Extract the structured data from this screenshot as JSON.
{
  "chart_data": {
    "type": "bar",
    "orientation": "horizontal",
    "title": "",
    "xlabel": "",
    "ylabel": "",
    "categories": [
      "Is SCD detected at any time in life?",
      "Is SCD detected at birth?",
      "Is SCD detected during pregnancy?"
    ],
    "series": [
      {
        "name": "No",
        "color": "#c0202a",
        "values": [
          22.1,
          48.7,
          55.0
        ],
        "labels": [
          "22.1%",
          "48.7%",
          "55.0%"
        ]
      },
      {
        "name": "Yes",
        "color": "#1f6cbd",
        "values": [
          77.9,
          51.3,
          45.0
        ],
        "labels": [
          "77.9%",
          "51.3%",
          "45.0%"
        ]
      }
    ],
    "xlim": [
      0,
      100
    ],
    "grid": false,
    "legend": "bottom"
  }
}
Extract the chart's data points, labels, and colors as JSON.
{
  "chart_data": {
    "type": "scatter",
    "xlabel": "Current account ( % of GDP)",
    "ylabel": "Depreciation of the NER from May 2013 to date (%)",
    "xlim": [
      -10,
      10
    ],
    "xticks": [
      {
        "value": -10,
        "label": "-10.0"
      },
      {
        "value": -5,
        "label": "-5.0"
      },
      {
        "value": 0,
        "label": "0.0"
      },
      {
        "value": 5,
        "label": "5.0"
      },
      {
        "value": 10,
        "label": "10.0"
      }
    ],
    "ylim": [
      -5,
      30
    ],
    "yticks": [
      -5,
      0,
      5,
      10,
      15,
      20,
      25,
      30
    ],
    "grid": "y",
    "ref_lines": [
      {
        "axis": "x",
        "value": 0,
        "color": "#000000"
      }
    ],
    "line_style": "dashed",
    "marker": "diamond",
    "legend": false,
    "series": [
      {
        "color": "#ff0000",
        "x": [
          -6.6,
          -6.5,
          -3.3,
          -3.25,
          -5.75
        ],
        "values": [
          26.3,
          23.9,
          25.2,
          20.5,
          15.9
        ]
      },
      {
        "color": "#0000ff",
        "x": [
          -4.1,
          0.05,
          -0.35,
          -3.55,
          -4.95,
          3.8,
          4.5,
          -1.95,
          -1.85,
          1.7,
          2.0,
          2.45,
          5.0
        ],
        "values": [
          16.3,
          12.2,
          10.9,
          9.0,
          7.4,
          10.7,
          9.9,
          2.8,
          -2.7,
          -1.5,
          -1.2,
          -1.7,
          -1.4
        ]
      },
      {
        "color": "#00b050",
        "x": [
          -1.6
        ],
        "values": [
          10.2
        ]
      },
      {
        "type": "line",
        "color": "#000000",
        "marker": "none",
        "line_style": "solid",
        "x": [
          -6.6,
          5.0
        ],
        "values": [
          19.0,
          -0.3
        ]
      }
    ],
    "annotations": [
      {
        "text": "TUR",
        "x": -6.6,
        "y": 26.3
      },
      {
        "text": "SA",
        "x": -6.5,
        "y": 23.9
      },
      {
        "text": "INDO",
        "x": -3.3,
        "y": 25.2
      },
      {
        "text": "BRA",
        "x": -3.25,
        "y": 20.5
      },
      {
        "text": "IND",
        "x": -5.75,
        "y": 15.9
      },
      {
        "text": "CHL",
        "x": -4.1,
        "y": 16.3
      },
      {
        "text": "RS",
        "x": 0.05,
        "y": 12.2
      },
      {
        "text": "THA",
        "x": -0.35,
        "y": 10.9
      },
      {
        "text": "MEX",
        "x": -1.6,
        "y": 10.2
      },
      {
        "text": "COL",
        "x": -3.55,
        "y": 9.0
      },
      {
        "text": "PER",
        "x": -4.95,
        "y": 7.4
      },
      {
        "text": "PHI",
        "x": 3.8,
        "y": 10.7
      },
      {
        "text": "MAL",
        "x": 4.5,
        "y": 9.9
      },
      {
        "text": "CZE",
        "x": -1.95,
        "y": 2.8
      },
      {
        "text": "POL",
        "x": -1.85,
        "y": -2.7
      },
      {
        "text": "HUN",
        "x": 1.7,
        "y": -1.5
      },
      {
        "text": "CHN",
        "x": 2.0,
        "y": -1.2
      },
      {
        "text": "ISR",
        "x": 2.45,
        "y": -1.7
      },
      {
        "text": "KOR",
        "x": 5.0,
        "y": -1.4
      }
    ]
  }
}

------------------------------------------------

TASK GOAL: From the records above, extract every entry exactly as given.

WRITTEN REPLY:
Extract the structured data from this screenshot as JSON.
{
  "chart_data": {
    "type": "bar",
    "orientation": "horizontal",
    "title": "",
    "xlabel": "",
    "ylabel": "",
    "categories": [
      "Is SCD detected at any time in life?",
      "Is SCD detected at birth?",
      "Is SCD detected during pregnancy?"
    ],
    "series": [
      {
        "name": "No",
        "color": "#c0202a",
        "values": [
          22.1,
          48.7,
          55.0
        ],
        "labels": [
          "22.1%",
          "48.7%",
          "55.0%"
        ]
      },
      {
        "name": "Yes",
        "color": "#1f6cbd",
        "values": [
          77.9,
          51.3,
          45.0
        ],
        "labels": [
          "77.9%",
          "51.3%",
          "45.0%"
        ]
      }
    ],
    "xlim": [
      0,
      100
    ],
    "grid": false,
    "legend": "bottom"
  }
}
Extract the chart's data points, labels, and colors as JSON.
{
  "chart_data": {
    "type": "scatter",
    "xlabel": "Current account ( % of GDP)",
    "ylabel": "Depreciation of the NER from May 2013 to date (%)",
    "xlim": [
      -10,
      10
    ],
    "xticks": [
      {
        "value": -10,
        "label": "-10.0"
      },
      {
        "value": -5,
        "label": "-5.0"
      },
      {
        "value": 0,
        "label": "0.0"
      },
      {
        "value": 5,
        "label": "5.0"
      },
      {
        "value": 10,
        "label": "10.0"
      }
    ],
    "ylim": [
      -5,
      30
    ],
    "yticks": [
      -5,
      0,
      5,
      10,
      15,
      20,
      25,
      30
    ],
    "grid": "y",
    "ref_lines": [
      {
        "axis": "x",
        "value": 0,
        "color": "#000000"
      }
    ],
    "line_style": "dashed",
    "marker": "diamond",
    "legend": false,
    "series": [
      {
        "color": "#ff0000",
        "x": [
          -6.6,
          -6.5,
          -3.3,
          -3.25,
          -5.75
        ],
        "values": [
          26.3,
          23.9,
          25.2,
          20.5,
          15.9
        ]
      },
      {
        "color": "#0000ff",
        "x": [
          -4.1,
          0.05,
          -0.35,
          -3.55,
          -4.95,
          3.8,
          4.5,
          -1.95,
          -1.85,
          1.7,
          2.0,
          2.45,
          5.0
        ],
        "values": [
          16.3,
          12.2,
          10.9,
          9.0,
          7.4,
          10.7,
          9.9,
          2.8,
          -2.7,
          -1.5,
          -1.2,
          -1.7,
          -1.4
        ]
      },
      {
        "color": "#00b050",
        "x": [
          -1.6
        ],
        "values": [
          10.2
        ]
      },
      {
        "type": "line",
        "color": "#000000",
        "marker": "none",
        "line_style": "solid",
        "x": [
          -6.6,
          5.0
        ],
        "values": [
          19.0,
          -0.3
        ]
      }
    ],
    "annotations": [
      {
        "text": "TUR",
        "x": -6.6,
        "y": 26.3
      },
      {
        "text": "SA",
        "x": -6.5,
        "y": 23.9
      },
      {
        "text": "INDO",
        "x": -3.3,
        "y": 25.2
      },
      {
        "text": "BRA",
        "x": -3.25,
        "y": 20.5
      },
      {
        "text": "IND",
        "x": -5.75,
        "y": 15.9
      },
      {
        "text": "CHL",
        "x": -4.1,
        "y": 16.3
      },
      {
        "text": "RS",
        "x": 0.05,
        "y": 12.2
      },
      {
        "text": "THA",
        "x": -0.35,
        "y": 10.9
      },
      {
        "text": "MEX",
        "x": -1.6,
        "y": 10.2
      },
      {
        "text": "COL",
        "x": -3.55,
        "y": 9.0
      },
      {
        "text": "PER",
        "x": -4.95,
        "y": 7.4
      },
      {
        "text": "PHI",
        "x": 3.8,
        "y": 10.7
      },
      {
        "text": "MAL",
        "x": 4.5,
        "y": 9.9
      },
      {
        "text": "CZE",
        "x": -1.95,
        "y": 2.8
      },
      {
        "text": "POL",
        "x": -1.85,
        "y": -2.7
      },
      {
        "text": "HUN",
        "x": 1.7,
        "y": -1.5
      },
      {
        "text": "CHN",
        "x": 2.0,
        "y": -1.2
      },
      {
        "text": "ISR",
        "x": 2.45,
        "y": -1.7
      },
      {
        "text": "KOR",
        "x": 5.0,
        "y": -1.4
      }
    ]
  }
}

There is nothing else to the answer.